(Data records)
--------------------------------

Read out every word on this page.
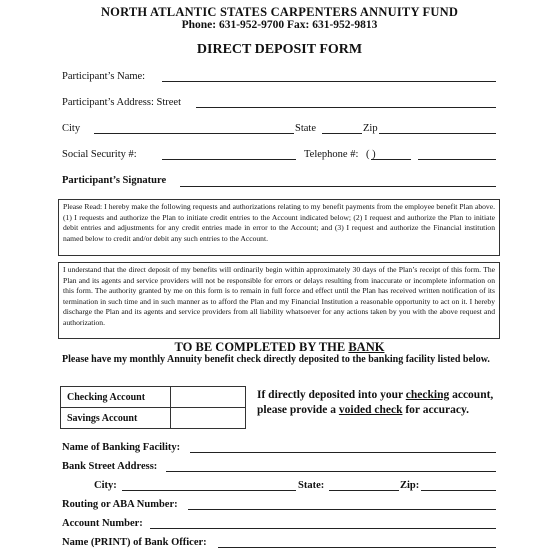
NORTH ATLANTIC STATES CARPENTERS ANNUITY FUND
Phone: 631-952-9700 Fax: 631-952-9813
DIRECT DEPOSIT FORM
Participant’s Name:
Participant’s Address: Street
City	State	Zip
Social Security #:	Telephone #: ( )
Participant’s Signature
Please Read: I hereby make the following requests and authorizations relating to my benefit payments from the employee benefit Plan above. (1) I requests and authorize the Plan to initiate credit entries to the Account indicated below; (2) I request and authorize the Plan to initiate debit entries and adjustments for any credit entries made in error to the Account; and (3) I request and authorize the Financial institution named below to credit and/or debit any such entries to the Account.
I understand that the direct deposit of my benefits will ordinarily begin within approximately 30 days of the Plan’s receipt of this form. The Plan and its agents and service providers will not be responsible for errors or delays resulting from inaccurate or incomplete information on this form. The authority granted by me on this form is to remain in full force and effect until the Plan has received written notification of its termination in such time and in such manner as to afford the Plan and my Financial Institution a reasonable opportunity to act on it. I hereby discharge the Plan and its agents and service providers from all liability whatsoever for any actions taken by you with the above request and authorization.
TO BE COMPLETED BY THE BANK
Please have my monthly Annuity benefit check directly deposited to the banking facility listed below.
Checking Account	
Savings Account	
If directly deposited into your checking account, please provide a voided check for accuracy.
Name of Banking Facility:
Bank Street Address:
City:	State:	Zip:
Routing or ABA Number:
Account Number:
Name (PRINT) of Bank Officer:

--------------------------------

● Problem requirements
Scan the data for the word "Read" and copy every line where it shows up.

● The reply
Read out every word on this page.
Please Read: I hereby make the following requests and authorizations relating to my benefit payments from the employee benefit Plan above. (1) I requests and authorize the Plan to initiate credit entries to the Account indicated below; (2) I request and authorize the Plan to initiate debit entries and adjustments for any credit entries made in error to the Account; and (3) I request and authorize the Financial institution named below to credit and/or debit any such entries to the Account.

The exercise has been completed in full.